:: Problem description ::
Would it be possible to write out each entry below exactly, without the pictures?

:: Exercise material ::

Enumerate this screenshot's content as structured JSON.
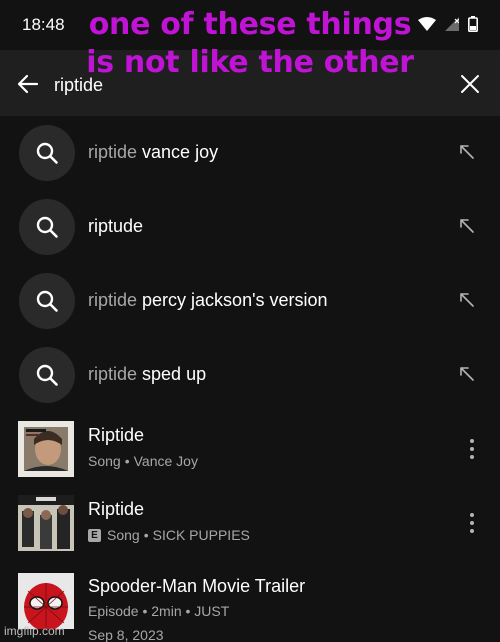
{
  "status": {
    "time": "18:48"
  },
  "caption": {
    "line1": "one of these things",
    "line2": "is not like the other"
  },
  "search": {
    "query": "riptide"
  },
  "suggestions": [
    {
      "prefix": "riptide",
      "suffix": " vance joy"
    },
    {
      "prefix": "",
      "suffix": "riptude"
    },
    {
      "prefix": "riptide",
      "suffix": " percy jackson's version"
    },
    {
      "prefix": "riptide",
      "suffix": " sped up"
    }
  ],
  "results": [
    {
      "title": "Riptide",
      "type": "Song",
      "separator": "•",
      "artist": "Vance Joy",
      "explicit": false
    },
    {
      "title": "Riptide",
      "type": "Song",
      "separator": "•",
      "artist": "SICK PUPPIES",
      "explicit": true,
      "explicit_label": "E"
    },
    {
      "title": "Spooder-Man Movie Trailer",
      "subtitle": "Episode • 2min • JUST",
      "date": "Sep 8, 2023"
    }
  ],
  "watermark": "imgflip.com",
  "colors": {
    "background": "#121212",
    "header": "#1f1f1f",
    "caption": "#c113d6",
    "secondary_text": "#a7a7a7"
  }
}
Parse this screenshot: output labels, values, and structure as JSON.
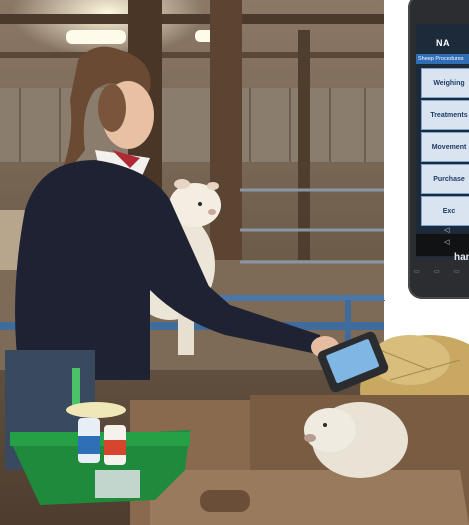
{
  "app": {
    "title": "NA",
    "subtitle": "Sheep Procedures",
    "menu": [
      "Weighing",
      "Treatments",
      "Movement",
      "Purchase",
      "Exc"
    ],
    "nav_symbols": [
      "◁",
      "◁"
    ],
    "brand": "han"
  },
  "colors": {
    "barn_wood": "#5a4838",
    "sweater": "#1f2233",
    "tray_green": "#1f8a3c",
    "hay": "#c9a862",
    "app_button": "#d9e4f0",
    "app_header": "#2f6db5"
  }
}
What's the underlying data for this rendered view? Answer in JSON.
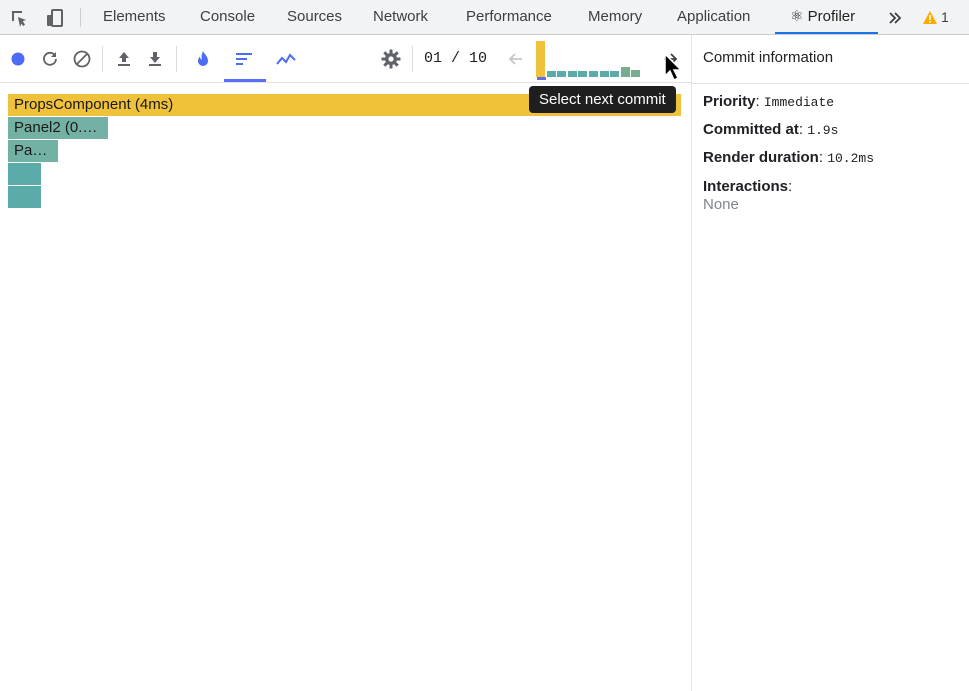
{
  "devtools": {
    "tabs": [
      {
        "label": "Elements"
      },
      {
        "label": "Console"
      },
      {
        "label": "Sources"
      },
      {
        "label": "Network"
      },
      {
        "label": "Performance"
      },
      {
        "label": "Memory"
      },
      {
        "label": "Application"
      },
      {
        "label": "⚛ Profiler"
      }
    ],
    "active_tab": "⚛ Profiler",
    "warning_count": "1",
    "accent_color": "#1a73e8"
  },
  "profiler": {
    "commit_counter": "01 / 10",
    "selected_commit_index": 1,
    "commit_bars": [
      {
        "color": "#f0c23b",
        "height": 1.0
      },
      {
        "color": "#5aaba9",
        "height": 0.17
      },
      {
        "color": "#5aaba9",
        "height": 0.17
      },
      {
        "color": "#5aaba9",
        "height": 0.17
      },
      {
        "color": "#5aaba9",
        "height": 0.17
      },
      {
        "color": "#5aaba9",
        "height": 0.17
      },
      {
        "color": "#5aaba9",
        "height": 0.17
      },
      {
        "color": "#5aaba9",
        "height": 0.17
      },
      {
        "color": "#78ad8f",
        "height": 0.28
      },
      {
        "color": "#78ad8f",
        "height": 0.2
      }
    ],
    "tooltip": "Select next commit",
    "flamegraph": [
      {
        "label": "PropsComponent (4ms)",
        "color": "#f0c23b"
      },
      {
        "label": "Panel2 (0.…",
        "color": "#72b1a3"
      },
      {
        "label": "Pa…",
        "color": "#72b1a3"
      },
      {
        "label": "",
        "color": "#5aaba9"
      },
      {
        "label": "",
        "color": "#5aaba9"
      }
    ]
  },
  "commit_info": {
    "title": "Commit information",
    "priority_label": "Priority",
    "priority_value": "Immediate",
    "committed_label": "Committed at",
    "committed_value": "1.9s",
    "render_label": "Render duration",
    "render_value": "10.2ms",
    "interactions_label": "Interactions",
    "interactions_value": "None"
  }
}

:: The reply ::
Enumerate this screenshot's content as structured JSON.
{
  "status": {
    "time": "18:48"
  },
  "caption": {
    "line1": "one of these things",
    "line2": "is not like the other"
  },
  "search": {
    "query": "riptide"
  },
  "suggestions": [
    {
      "prefix": "riptide",
      "suffix": " vance joy"
    },
    {
      "prefix": "",
      "suffix": "riptude"
    },
    {
      "prefix": "riptide",
      "suffix": " percy jackson's version"
    },
    {
      "prefix": "riptide",
      "suffix": " sped up"
    }
  ],
  "results": [
    {
      "title": "Riptide",
      "type": "Song",
      "separator": "•",
      "artist": "Vance Joy",
      "explicit": false
    },
    {
      "title": "Riptide",
      "type": "Song",
      "separator": "•",
      "artist": "SICK PUPPIES",
      "explicit": true,
      "explicit_label": "E"
    },
    {
      "title": "Spooder-Man Movie Trailer",
      "subtitle": "Episode • 2min • JUST",
      "date": "Sep 8, 2023"
    }
  ],
  "watermark": "imgflip.com",
  "colors": {
    "background": "#121212",
    "header": "#1f1f1f",
    "caption": "#c113d6",
    "secondary_text": "#a7a7a7"
  }
}
Parse this screenshot: output labels, values, and structure as JSON.
{
  "app": {
    "title": "NA",
    "subtitle": "Sheep Procedures",
    "menu": [
      "Weighing",
      "Treatments",
      "Movement",
      "Purchase",
      "Exc"
    ],
    "nav_symbols": [
      "◁",
      "◁"
    ],
    "brand": "han"
  },
  "colors": {
    "barn_wood": "#5a4838",
    "sweater": "#1f2233",
    "tray_green": "#1f8a3c",
    "hay": "#c9a862",
    "app_button": "#d9e4f0",
    "app_header": "#2f6db5"
  }
}
What's the underlying data for this rendered view? Answer in JSON.
{
  "devtools": {
    "tabs": [
      {
        "label": "Elements"
      },
      {
        "label": "Console"
      },
      {
        "label": "Sources"
      },
      {
        "label": "Network"
      },
      {
        "label": "Performance"
      },
      {
        "label": "Memory"
      },
      {
        "label": "Application"
      },
      {
        "label": "⚛ Profiler"
      }
    ],
    "active_tab": "⚛ Profiler",
    "warning_count": "1",
    "accent_color": "#1a73e8"
  },
  "profiler": {
    "commit_counter": "01 / 10",
    "selected_commit_index": 1,
    "commit_bars": [
      {
        "color": "#f0c23b",
        "height": 1.0
      },
      {
        "color": "#5aaba9",
        "height": 0.17
      },
      {
        "color": "#5aaba9",
        "height": 0.17
      },
      {
        "color": "#5aaba9",
        "height": 0.17
      },
      {
        "color": "#5aaba9",
        "height": 0.17
      },
      {
        "color": "#5aaba9",
        "height": 0.17
      },
      {
        "color": "#5aaba9",
        "height": 0.17
      },
      {
        "color": "#5aaba9",
        "height": 0.17
      },
      {
        "color": "#78ad8f",
        "height": 0.28
      },
      {
        "color": "#78ad8f",
        "height": 0.2
      }
    ],
    "tooltip": "Select next commit",
    "flamegraph": [
      {
        "label": "PropsComponent (4ms)",
        "color": "#f0c23b"
      },
      {
        "label": "Panel2 (0.…",
        "color": "#72b1a3"
      },
      {
        "label": "Pa…",
        "color": "#72b1a3"
      },
      {
        "label": "",
        "color": "#5aaba9"
      },
      {
        "label": "",
        "color": "#5aaba9"
      }
    ]
  },
  "commit_info": {
    "title": "Commit information",
    "priority_label": "Priority",
    "priority_value": "Immediate",
    "committed_label": "Committed at",
    "committed_value": "1.9s",
    "render_label": "Render duration",
    "render_value": "10.2ms",
    "interactions_label": "Interactions",
    "interactions_value": "None"
  }
}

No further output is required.